DIRECTIONS FOR THIS TASK:
Please print all of the material below, word for word.

TASK DATA:
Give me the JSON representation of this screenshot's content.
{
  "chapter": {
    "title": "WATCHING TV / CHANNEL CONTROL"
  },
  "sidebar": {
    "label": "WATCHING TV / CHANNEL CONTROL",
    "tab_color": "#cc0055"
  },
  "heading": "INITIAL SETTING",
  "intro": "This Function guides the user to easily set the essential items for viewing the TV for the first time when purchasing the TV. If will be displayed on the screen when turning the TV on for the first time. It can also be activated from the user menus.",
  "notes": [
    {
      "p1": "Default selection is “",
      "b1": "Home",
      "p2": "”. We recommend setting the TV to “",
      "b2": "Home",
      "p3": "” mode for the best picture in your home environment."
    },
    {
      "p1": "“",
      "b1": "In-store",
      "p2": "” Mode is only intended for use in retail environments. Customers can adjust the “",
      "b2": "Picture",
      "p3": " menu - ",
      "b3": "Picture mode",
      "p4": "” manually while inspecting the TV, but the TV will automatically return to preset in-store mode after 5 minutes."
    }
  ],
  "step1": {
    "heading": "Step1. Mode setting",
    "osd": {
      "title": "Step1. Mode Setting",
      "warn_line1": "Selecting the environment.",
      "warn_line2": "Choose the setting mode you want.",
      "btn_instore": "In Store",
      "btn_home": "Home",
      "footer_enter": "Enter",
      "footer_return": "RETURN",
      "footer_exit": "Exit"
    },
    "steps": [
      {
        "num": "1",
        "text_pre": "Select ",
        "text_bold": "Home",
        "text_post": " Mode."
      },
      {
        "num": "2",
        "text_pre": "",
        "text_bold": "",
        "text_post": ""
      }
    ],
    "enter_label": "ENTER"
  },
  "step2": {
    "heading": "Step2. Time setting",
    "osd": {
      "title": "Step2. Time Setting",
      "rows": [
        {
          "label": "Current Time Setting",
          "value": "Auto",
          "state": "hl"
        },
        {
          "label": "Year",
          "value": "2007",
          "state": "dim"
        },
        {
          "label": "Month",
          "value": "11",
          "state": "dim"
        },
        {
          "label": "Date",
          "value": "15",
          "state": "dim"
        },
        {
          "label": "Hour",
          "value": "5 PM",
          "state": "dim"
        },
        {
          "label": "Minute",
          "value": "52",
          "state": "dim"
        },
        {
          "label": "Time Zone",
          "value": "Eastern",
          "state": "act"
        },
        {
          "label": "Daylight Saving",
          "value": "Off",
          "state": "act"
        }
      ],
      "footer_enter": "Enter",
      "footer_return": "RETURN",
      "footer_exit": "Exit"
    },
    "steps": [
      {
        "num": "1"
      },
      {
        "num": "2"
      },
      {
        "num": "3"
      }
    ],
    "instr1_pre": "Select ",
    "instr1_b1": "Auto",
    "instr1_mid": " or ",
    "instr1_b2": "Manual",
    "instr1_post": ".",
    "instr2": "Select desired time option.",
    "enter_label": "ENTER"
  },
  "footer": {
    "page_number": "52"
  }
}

ANSWER IN FULL:
Give me the JSON representation of this screenshot's content.
{
  "chapter": {
    "title": "WATCHING TV / CHANNEL CONTROL"
  },
  "sidebar": {
    "label": "WATCHING TV / CHANNEL CONTROL",
    "tab_color": "#cc0055"
  },
  "heading": "INITIAL SETTING",
  "intro": "This Function guides the user to easily set the essential items for viewing the TV for the first time when purchasing the TV. If will be displayed on the screen when turning the TV on for the first time. It can also be activated from the user menus.",
  "notes": [
    {
      "p1": "Default selection is “",
      "b1": "Home",
      "p2": "”. We recommend setting the TV to “",
      "b2": "Home",
      "p3": "” mode for the best picture in your home environment."
    },
    {
      "p1": "“",
      "b1": "In-store",
      "p2": "” Mode is only intended for use in retail environments. Customers can adjust the “",
      "b2": "Picture",
      "p3": " menu - ",
      "b3": "Picture mode",
      "p4": "” manually while inspecting the TV, but the TV will automatically return to preset in-store mode after 5 minutes."
    }
  ],
  "step1": {
    "heading": "Step1. Mode setting",
    "osd": {
      "title": "Step1. Mode Setting",
      "warn_line1": "Selecting the environment.",
      "warn_line2": "Choose the setting mode you want.",
      "btn_instore": "In Store",
      "btn_home": "Home",
      "footer_enter": "Enter",
      "footer_return": "RETURN",
      "footer_exit": "Exit"
    },
    "steps": [
      {
        "num": "1",
        "text_pre": "Select ",
        "text_bold": "Home",
        "text_post": " Mode."
      },
      {
        "num": "2",
        "text_pre": "",
        "text_bold": "",
        "text_post": ""
      }
    ],
    "enter_label": "ENTER"
  },
  "step2": {
    "heading": "Step2. Time setting",
    "osd": {
      "title": "Step2. Time Setting",
      "rows": [
        {
          "label": "Current Time Setting",
          "value": "Auto",
          "state": "hl"
        },
        {
          "label": "Year",
          "value": "2007",
          "state": "dim"
        },
        {
          "label": "Month",
          "value": "11",
          "state": "dim"
        },
        {
          "label": "Date",
          "value": "15",
          "state": "dim"
        },
        {
          "label": "Hour",
          "value": "5 PM",
          "state": "dim"
        },
        {
          "label": "Minute",
          "value": "52",
          "state": "dim"
        },
        {
          "label": "Time Zone",
          "value": "Eastern",
          "state": "act"
        },
        {
          "label": "Daylight Saving",
          "value": "Off",
          "state": "act"
        }
      ],
      "footer_enter": "Enter",
      "footer_return": "RETURN",
      "footer_exit": "Exit"
    },
    "steps": [
      {
        "num": "1"
      },
      {
        "num": "2"
      },
      {
        "num": "3"
      }
    ],
    "instr1_pre": "Select ",
    "instr1_b1": "Auto",
    "instr1_mid": " or ",
    "instr1_b2": "Manual",
    "instr1_post": ".",
    "instr2": "Select desired time option.",
    "enter_label": "ENTER"
  },
  "footer": {
    "page_number": "52"
  }
}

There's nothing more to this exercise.